-- DATA TO USE --
━━━━
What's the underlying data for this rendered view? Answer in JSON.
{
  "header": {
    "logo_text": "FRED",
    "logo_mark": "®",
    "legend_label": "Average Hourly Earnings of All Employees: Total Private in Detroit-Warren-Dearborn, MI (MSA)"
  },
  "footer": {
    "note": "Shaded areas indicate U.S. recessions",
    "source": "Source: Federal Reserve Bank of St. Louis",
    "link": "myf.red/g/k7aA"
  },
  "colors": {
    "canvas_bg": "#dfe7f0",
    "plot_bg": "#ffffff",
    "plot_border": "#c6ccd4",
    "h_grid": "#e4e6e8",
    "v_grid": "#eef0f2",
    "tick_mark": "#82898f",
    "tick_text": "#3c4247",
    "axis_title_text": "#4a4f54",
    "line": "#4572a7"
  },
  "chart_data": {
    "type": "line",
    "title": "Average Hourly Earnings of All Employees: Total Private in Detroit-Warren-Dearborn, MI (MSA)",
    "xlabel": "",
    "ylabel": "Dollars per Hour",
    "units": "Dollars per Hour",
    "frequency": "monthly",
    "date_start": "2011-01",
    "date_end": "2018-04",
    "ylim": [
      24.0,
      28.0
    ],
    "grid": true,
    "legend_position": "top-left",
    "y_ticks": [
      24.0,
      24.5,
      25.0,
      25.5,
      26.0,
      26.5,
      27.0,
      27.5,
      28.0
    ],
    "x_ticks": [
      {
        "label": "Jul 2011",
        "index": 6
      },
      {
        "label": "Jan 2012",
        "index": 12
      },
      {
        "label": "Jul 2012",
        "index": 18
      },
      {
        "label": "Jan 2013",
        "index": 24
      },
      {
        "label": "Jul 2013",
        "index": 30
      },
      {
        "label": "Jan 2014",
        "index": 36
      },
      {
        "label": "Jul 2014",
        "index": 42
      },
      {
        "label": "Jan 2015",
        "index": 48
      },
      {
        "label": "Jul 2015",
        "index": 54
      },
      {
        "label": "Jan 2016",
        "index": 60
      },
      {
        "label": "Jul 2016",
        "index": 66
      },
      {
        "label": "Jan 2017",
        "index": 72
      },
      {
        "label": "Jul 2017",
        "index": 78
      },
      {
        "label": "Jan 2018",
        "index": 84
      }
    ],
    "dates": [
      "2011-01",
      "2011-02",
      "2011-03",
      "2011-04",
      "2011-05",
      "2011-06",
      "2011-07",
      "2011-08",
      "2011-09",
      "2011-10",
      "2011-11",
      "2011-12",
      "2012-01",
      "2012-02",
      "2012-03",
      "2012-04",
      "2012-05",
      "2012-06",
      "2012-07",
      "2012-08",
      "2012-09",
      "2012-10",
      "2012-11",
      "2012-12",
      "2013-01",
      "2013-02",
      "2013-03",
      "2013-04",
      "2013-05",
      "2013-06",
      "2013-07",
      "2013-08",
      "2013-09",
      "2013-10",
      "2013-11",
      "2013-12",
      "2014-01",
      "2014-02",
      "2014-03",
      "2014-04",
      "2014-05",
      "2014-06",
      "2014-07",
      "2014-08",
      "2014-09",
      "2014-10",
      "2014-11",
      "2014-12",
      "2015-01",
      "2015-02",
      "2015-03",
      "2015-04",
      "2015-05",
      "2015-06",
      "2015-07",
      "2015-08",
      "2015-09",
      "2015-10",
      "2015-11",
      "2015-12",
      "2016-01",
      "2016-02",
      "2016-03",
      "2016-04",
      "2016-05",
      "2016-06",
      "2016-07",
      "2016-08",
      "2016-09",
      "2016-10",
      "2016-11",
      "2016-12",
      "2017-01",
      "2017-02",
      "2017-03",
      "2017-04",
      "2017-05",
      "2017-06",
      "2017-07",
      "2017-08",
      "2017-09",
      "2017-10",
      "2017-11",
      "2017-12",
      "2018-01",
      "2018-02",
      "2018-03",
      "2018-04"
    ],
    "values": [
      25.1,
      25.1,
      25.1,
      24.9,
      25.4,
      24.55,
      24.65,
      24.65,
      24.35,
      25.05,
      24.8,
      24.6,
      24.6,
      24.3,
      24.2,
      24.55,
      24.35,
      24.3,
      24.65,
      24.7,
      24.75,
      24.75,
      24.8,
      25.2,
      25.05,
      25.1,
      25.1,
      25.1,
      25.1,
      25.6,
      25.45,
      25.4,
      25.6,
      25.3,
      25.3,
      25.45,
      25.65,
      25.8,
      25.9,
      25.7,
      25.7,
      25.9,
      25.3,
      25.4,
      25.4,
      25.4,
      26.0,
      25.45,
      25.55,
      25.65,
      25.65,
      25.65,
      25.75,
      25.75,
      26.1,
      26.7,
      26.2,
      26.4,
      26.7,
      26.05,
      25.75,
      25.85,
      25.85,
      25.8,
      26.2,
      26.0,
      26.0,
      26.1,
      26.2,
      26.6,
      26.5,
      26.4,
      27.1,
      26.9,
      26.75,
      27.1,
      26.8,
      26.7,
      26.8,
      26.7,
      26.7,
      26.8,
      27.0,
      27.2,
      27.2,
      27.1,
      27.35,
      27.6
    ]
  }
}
━━━━
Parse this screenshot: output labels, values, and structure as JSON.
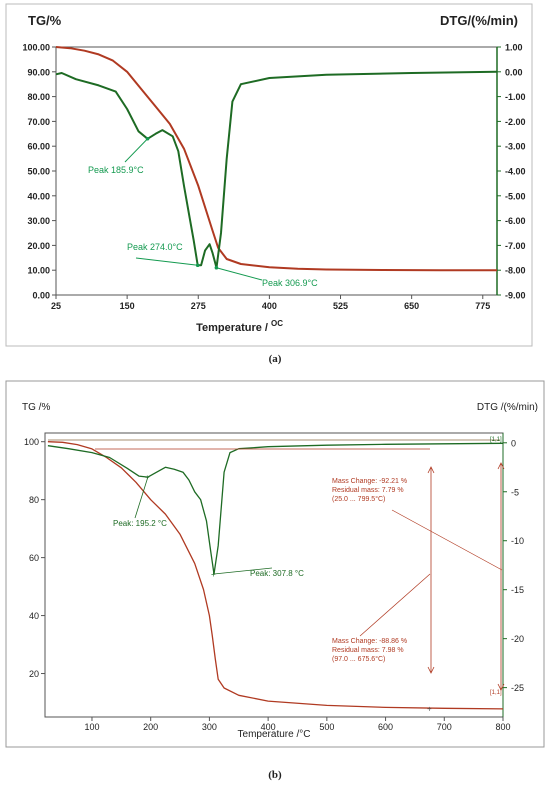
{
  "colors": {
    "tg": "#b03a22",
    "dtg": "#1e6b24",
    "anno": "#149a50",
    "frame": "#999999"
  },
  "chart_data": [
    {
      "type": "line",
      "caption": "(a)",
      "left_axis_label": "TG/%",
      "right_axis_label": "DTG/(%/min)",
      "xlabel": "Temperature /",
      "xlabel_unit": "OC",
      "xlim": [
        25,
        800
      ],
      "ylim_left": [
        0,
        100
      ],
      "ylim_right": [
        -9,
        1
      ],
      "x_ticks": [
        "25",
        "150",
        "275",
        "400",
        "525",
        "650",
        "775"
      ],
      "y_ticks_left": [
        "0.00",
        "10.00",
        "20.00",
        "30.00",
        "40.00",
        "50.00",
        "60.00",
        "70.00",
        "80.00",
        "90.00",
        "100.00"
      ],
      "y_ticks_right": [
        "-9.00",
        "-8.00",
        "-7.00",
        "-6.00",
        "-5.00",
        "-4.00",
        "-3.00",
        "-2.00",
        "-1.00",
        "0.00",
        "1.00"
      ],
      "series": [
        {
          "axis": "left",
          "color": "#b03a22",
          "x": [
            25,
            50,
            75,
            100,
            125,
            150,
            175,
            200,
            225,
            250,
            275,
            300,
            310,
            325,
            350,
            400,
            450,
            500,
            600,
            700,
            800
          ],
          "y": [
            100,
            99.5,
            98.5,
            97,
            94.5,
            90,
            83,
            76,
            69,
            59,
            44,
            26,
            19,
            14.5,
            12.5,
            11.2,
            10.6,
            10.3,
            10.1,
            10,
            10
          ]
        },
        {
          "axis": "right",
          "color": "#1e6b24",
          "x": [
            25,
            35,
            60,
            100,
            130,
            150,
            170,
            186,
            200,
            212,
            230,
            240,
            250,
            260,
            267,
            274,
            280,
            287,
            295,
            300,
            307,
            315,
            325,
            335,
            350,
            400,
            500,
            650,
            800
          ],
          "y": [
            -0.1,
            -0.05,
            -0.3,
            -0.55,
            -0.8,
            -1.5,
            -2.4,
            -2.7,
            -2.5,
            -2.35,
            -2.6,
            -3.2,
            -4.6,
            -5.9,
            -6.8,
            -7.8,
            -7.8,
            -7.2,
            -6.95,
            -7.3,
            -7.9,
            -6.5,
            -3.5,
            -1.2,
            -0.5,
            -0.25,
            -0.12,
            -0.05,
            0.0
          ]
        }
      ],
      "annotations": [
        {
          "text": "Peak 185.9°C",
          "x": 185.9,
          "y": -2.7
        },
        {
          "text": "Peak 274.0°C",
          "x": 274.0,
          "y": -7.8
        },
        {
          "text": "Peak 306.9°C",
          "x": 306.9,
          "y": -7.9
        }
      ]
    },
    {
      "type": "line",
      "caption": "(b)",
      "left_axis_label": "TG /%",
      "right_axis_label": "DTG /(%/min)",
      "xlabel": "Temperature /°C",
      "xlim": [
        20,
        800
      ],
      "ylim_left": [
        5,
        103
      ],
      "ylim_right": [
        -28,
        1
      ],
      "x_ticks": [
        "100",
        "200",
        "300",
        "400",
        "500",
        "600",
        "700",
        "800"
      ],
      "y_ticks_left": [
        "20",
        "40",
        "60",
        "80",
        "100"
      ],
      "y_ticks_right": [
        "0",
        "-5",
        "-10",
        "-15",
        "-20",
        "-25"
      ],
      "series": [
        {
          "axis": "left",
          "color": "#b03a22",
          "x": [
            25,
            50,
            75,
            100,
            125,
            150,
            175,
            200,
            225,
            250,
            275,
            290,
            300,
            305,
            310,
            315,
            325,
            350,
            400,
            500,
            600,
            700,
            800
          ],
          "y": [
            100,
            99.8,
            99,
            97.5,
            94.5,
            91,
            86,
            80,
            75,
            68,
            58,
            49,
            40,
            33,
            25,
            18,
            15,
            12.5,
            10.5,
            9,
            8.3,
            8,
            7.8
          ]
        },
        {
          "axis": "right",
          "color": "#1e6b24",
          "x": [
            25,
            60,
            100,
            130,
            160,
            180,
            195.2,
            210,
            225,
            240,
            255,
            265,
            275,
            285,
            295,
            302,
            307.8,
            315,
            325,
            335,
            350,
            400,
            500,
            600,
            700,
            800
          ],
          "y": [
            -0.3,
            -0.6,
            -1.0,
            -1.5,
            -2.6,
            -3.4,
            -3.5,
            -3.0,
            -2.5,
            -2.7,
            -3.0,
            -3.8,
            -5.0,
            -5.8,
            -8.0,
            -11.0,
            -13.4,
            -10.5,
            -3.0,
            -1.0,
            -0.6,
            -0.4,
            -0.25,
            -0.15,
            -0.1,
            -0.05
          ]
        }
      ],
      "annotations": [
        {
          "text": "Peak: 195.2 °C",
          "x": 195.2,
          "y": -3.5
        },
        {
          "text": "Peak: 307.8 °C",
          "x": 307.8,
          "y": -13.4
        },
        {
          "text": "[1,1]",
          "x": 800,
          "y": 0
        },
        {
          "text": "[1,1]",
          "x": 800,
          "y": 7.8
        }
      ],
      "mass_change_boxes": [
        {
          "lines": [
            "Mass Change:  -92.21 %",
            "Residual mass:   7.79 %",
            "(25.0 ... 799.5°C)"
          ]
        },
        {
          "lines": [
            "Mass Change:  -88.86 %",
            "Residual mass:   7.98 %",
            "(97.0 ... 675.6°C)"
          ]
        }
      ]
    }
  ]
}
━━━━
-- TASK DETAILS --
Copy out every line with the word "Residual".

-- COMPLETE OUTPUT --
            "Residual mass:   7.79 %",
            "Residual mass:   7.98 %",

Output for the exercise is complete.